Task objective
Exactly reproduce the lines from the line containing "Give me the" to the end of the data below, inclusive, and nothing else.

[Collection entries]
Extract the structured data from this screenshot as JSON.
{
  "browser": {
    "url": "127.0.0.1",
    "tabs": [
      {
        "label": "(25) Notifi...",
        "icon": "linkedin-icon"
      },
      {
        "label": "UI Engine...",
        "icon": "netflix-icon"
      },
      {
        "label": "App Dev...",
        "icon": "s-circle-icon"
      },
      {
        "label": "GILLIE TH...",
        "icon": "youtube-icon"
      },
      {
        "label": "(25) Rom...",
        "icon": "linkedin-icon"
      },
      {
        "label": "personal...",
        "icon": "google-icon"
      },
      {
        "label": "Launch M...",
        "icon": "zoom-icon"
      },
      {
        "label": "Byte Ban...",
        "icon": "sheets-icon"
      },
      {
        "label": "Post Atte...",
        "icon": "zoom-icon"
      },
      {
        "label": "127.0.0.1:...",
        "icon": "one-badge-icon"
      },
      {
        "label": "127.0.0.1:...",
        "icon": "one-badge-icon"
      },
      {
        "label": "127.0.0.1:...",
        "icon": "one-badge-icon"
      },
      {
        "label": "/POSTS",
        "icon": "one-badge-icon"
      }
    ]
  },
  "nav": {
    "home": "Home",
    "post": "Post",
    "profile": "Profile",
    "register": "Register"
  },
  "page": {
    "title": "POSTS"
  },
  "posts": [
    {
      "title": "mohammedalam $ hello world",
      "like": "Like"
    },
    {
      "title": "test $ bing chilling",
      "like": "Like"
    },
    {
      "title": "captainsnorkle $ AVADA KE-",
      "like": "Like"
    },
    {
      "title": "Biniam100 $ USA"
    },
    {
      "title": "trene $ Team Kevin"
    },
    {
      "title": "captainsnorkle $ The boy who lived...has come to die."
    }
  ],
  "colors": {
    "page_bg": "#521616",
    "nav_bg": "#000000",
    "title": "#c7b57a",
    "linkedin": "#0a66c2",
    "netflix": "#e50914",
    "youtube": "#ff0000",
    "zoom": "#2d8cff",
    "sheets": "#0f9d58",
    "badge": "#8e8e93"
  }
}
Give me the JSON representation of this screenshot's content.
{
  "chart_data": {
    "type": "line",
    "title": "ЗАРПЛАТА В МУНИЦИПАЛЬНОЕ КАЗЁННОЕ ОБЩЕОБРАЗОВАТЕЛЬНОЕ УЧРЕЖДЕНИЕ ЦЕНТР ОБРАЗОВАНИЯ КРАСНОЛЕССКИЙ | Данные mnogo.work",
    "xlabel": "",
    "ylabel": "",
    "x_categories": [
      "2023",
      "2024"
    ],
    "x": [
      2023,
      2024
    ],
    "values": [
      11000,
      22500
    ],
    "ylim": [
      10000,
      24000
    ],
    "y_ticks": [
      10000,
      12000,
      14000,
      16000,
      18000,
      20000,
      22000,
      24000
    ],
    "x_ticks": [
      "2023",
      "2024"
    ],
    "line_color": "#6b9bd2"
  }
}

Solution for this task
Give me the JSON representation of this screenshot's content.
{
  "chart_data": {
    "type": "line",
    "title": "ЗАРПЛАТА В МУНИЦИПАЛЬНОЕ КАЗЁННОЕ ОБЩЕОБРАЗОВАТЕЛЬНОЕ УЧРЕЖДЕНИЕ ЦЕНТР ОБРАЗОВАНИЯ КРАСНОЛЕССКИЙ | Данные mnogo.work",
    "xlabel": "",
    "ylabel": "",
    "x_categories": [
      "2023",
      "2024"
    ],
    "x": [
      2023,
      2024
    ],
    "values": [
      11000,
      22500
    ],
    "ylim": [
      10000,
      24000
    ],
    "y_ticks": [
      10000,
      12000,
      14000,
      16000,
      18000,
      20000,
      22000,
      24000
    ],
    "x_ticks": [
      "2023",
      "2024"
    ],
    "line_color": "#6b9bd2"
  }
}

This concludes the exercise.